■ Exercise requirements ■
Find and return each line containing "Возрождения".

(Dataset entries)
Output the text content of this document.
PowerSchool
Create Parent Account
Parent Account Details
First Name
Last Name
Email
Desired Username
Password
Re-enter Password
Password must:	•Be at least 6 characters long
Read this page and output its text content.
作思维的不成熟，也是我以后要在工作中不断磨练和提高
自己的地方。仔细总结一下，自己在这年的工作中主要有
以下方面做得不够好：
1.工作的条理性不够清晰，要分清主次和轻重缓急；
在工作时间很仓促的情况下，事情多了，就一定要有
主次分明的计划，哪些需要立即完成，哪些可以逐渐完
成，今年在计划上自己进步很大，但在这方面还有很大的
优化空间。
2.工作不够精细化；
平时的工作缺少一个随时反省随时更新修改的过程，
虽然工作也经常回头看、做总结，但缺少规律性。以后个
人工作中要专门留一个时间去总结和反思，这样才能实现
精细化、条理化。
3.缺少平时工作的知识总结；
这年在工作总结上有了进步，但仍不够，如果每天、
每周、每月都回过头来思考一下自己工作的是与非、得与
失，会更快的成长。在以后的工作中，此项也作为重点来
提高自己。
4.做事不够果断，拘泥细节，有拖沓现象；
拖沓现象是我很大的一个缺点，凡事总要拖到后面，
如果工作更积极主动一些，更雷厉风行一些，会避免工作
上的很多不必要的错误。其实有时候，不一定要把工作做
...
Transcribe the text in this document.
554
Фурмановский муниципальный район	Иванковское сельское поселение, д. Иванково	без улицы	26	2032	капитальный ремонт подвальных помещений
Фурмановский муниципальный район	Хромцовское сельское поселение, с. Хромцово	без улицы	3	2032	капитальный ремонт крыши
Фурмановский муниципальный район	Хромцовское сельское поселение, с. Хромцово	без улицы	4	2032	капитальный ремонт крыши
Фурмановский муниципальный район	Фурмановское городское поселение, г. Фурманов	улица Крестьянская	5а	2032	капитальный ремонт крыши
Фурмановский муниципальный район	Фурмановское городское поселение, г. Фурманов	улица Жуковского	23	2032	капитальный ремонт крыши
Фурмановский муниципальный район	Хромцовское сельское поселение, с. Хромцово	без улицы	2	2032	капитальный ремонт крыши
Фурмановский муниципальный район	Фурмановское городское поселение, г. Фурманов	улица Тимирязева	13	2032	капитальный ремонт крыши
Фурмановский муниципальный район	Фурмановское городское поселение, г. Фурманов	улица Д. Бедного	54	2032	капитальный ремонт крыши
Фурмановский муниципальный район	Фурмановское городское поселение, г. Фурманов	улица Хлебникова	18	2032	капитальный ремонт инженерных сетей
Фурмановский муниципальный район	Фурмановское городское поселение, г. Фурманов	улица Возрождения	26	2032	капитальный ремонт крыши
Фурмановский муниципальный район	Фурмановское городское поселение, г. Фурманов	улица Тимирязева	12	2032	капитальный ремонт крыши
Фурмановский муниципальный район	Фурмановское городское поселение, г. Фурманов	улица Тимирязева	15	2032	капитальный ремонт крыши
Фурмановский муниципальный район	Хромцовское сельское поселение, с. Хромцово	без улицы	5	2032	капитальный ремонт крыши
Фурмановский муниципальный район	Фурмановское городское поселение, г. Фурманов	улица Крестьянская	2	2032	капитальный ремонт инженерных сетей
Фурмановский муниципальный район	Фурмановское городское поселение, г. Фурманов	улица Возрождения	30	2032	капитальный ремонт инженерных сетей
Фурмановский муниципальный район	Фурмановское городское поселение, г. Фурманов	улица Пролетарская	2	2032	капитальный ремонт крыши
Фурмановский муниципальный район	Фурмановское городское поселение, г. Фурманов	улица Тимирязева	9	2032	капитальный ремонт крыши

■ Task output ■
Фурмановский муниципальный район	Фурмановское городское поселение, г. Фурманов	улица Возрождения	26	2032	капитальный ремонт крыши
Фурмановский муниципальный район	Фурмановское городское поселение, г. Фурманов	улица Возрождения	30	2032	капитальный ремонт инженерных сетей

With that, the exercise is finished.